Saved data entries
========

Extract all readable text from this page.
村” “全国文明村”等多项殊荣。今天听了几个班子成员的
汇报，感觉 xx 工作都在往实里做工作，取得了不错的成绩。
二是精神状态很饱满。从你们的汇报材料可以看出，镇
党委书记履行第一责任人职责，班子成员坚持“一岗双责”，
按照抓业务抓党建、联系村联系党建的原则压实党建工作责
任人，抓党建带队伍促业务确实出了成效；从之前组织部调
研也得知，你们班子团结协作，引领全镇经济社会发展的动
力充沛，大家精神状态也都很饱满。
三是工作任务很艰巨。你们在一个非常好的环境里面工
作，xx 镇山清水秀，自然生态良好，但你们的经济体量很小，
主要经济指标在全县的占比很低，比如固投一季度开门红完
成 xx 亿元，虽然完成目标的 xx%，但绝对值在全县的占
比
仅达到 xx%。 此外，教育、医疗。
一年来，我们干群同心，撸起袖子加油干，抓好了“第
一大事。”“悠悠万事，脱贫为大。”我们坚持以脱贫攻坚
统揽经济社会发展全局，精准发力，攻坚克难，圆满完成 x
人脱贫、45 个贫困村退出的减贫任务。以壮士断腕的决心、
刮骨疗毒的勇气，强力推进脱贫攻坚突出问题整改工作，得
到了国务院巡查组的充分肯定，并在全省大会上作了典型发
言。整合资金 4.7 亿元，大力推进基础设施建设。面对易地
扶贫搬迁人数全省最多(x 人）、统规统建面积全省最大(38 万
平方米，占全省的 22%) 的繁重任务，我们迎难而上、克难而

========

Take the entries and copy them out exactly.

Extract all readable text from this page.
村” “全国文明村”等多项殊荣。今天听了几个班子成员的
汇报，感觉 xx 工作都在往实里做工作，取得了不错的成绩。
二是精神状态很饱满。从你们的汇报材料可以看出，镇
党委书记履行第一责任人职责，班子成员坚持“一岗双责”，
按照抓业务抓党建、联系村联系党建的原则压实党建工作责
任人，抓党建带队伍促业务确实出了成效；从之前组织部调
研也得知，你们班子团结协作，引领全镇经济社会发展的动
力充沛，大家精神状态也都很饱满。
三是工作任务很艰巨。你们在一个非常好的环境里面工
作，xx 镇山清水秀，自然生态良好，但你们的经济体量很小，
主要经济指标在全县的占比很低，比如固投一季度开门红完
成 xx 亿元，虽然完成目标的 xx%，但绝对值在全县的占
比
仅达到 xx%。 此外，教育、医疗。
一年来，我们干群同心，撸起袖子加油干，抓好了“第
一大事。”“悠悠万事，脱贫为大。”我们坚持以脱贫攻坚
统揽经济社会发展全局，精准发力，攻坚克难，圆满完成 x
人脱贫、45 个贫困村退出的减贫任务。以壮士断腕的决心、
刮骨疗毒的勇气，强力推进脱贫攻坚突出问题整改工作，得
到了国务院巡查组的充分肯定，并在全省大会上作了典型发
言。整合资金 4.7 亿元，大力推进基础设施建设。面对易地
扶贫搬迁人数全省最多(x 人）、统规统建面积全省最大(38 万
平方米，占全省的 22%) 的繁重任务，我们迎难而上、克难而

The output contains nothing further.